Given problem:
Using the records below, locate all lines containing "type" and return them.

Exercise input:
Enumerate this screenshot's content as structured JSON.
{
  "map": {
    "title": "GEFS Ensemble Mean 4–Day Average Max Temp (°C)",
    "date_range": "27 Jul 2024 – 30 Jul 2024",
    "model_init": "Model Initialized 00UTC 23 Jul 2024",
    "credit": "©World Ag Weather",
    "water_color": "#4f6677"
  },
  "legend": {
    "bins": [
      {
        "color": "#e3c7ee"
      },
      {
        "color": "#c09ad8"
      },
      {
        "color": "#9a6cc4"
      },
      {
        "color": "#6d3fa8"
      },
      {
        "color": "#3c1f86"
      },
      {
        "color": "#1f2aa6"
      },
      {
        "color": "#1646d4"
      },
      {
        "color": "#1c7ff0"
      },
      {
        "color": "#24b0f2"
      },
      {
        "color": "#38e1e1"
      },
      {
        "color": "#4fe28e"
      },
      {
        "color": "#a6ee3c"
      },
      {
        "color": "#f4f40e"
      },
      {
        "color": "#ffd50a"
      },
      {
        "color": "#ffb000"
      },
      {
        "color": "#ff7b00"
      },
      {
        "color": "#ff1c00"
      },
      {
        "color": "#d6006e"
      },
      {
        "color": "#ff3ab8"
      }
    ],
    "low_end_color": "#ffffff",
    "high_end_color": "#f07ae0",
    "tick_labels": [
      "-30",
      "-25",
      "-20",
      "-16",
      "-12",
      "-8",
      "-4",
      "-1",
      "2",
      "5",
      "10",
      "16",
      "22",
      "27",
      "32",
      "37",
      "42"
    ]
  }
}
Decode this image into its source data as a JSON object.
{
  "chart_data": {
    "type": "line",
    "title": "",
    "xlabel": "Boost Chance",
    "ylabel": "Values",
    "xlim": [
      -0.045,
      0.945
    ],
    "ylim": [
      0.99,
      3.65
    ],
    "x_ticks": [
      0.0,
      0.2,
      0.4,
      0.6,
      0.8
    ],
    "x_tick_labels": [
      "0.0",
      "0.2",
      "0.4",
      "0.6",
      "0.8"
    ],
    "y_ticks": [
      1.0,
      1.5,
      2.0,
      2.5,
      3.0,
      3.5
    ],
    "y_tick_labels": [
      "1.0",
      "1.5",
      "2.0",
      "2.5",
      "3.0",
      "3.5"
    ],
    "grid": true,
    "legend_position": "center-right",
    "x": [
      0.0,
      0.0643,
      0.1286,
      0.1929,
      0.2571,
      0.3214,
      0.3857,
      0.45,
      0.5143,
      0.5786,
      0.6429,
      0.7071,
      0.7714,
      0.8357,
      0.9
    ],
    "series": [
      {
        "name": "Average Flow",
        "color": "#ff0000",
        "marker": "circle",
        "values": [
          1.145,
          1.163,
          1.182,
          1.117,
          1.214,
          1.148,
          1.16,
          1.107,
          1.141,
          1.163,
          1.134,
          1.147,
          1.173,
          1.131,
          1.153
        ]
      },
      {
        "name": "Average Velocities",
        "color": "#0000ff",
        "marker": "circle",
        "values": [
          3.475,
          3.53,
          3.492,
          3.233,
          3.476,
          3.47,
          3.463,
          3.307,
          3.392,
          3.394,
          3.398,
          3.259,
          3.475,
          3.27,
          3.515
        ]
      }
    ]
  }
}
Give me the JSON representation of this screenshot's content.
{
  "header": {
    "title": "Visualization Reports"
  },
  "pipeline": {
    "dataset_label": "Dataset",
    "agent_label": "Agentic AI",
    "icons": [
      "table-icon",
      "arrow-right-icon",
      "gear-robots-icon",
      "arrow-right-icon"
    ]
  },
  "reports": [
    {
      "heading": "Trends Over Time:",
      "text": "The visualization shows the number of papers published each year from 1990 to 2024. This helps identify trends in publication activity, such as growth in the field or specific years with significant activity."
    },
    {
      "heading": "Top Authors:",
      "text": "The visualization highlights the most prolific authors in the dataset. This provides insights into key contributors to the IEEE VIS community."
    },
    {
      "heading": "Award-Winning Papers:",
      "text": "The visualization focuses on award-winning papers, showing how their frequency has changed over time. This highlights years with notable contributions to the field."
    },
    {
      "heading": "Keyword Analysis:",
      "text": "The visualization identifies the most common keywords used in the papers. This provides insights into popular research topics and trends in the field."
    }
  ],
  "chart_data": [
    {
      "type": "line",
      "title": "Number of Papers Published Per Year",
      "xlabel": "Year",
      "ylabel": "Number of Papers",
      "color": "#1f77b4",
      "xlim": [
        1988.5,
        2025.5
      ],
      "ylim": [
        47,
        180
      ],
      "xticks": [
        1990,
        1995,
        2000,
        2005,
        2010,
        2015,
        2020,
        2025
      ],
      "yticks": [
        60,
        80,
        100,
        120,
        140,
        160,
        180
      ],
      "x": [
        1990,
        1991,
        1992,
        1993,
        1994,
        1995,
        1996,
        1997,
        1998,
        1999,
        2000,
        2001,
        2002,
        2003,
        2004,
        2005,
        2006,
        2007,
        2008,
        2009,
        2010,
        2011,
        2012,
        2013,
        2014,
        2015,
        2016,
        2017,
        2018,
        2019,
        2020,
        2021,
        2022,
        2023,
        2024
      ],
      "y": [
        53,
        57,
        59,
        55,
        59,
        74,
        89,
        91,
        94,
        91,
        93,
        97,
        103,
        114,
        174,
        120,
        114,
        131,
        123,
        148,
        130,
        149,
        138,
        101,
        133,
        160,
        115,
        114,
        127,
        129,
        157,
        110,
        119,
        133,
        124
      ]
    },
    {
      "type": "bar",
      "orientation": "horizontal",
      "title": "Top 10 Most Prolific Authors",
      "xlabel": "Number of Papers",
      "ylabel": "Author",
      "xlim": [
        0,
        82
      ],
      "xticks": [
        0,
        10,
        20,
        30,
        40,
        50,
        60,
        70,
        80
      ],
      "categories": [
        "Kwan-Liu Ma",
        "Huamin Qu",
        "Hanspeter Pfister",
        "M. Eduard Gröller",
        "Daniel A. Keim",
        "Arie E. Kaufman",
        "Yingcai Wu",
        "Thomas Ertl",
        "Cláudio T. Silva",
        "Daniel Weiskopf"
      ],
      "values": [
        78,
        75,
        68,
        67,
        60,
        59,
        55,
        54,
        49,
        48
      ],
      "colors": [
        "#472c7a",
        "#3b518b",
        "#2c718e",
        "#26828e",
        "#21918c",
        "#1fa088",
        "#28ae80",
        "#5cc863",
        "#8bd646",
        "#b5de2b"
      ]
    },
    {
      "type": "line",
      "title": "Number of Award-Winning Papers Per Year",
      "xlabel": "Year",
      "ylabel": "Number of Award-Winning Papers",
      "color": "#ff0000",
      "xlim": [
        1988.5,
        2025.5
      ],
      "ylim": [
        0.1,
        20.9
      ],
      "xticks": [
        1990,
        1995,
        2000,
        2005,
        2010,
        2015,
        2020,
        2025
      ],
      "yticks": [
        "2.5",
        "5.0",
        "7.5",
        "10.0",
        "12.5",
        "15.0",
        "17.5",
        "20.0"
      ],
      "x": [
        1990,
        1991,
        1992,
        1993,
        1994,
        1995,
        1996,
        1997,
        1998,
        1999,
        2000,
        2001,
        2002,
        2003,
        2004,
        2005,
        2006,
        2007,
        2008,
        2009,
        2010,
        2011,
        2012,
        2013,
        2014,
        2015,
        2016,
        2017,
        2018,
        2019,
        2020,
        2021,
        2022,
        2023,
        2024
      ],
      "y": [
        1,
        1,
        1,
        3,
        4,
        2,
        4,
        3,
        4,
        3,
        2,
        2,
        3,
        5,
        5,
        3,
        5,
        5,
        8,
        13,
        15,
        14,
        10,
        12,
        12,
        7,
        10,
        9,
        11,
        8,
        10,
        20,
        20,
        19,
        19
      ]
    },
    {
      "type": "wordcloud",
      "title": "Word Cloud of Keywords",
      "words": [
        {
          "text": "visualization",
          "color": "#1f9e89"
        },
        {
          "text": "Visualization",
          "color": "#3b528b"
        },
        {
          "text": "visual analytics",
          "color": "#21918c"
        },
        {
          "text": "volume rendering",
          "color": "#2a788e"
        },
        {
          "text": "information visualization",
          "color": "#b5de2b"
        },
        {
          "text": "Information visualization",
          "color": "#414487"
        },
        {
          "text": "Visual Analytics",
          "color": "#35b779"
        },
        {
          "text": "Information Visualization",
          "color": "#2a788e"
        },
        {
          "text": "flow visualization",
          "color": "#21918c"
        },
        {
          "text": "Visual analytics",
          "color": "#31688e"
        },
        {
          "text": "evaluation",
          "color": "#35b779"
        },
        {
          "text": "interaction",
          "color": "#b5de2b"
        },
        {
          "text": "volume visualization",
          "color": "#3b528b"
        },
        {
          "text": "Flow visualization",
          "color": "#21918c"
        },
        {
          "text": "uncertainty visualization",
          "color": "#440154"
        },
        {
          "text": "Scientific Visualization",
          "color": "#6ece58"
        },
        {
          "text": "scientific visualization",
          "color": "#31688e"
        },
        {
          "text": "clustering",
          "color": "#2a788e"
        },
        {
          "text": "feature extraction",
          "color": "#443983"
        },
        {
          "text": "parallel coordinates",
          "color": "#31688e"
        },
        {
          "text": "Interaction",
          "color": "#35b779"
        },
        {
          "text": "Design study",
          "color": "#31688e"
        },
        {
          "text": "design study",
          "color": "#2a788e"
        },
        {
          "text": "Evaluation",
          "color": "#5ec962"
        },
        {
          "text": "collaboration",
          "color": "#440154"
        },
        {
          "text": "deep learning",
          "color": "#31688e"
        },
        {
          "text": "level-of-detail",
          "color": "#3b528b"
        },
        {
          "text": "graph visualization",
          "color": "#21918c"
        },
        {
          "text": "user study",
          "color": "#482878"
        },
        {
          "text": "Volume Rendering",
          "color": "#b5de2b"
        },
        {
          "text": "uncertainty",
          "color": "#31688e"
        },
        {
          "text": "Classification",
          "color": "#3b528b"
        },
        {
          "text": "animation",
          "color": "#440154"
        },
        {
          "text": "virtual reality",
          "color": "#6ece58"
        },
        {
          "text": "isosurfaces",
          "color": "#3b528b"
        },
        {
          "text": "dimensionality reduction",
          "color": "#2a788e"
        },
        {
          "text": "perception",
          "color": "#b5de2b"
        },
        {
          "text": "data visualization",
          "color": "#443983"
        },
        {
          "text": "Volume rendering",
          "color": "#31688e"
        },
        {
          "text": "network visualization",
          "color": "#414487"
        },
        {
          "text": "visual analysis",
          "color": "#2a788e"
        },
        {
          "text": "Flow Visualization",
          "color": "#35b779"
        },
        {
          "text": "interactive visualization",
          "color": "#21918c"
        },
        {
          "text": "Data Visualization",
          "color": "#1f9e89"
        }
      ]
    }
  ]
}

Exercise answer:
    "type": "line",
      "type": "line",
      "type": "bar",
      "type": "line",
      "type": "wordcloud",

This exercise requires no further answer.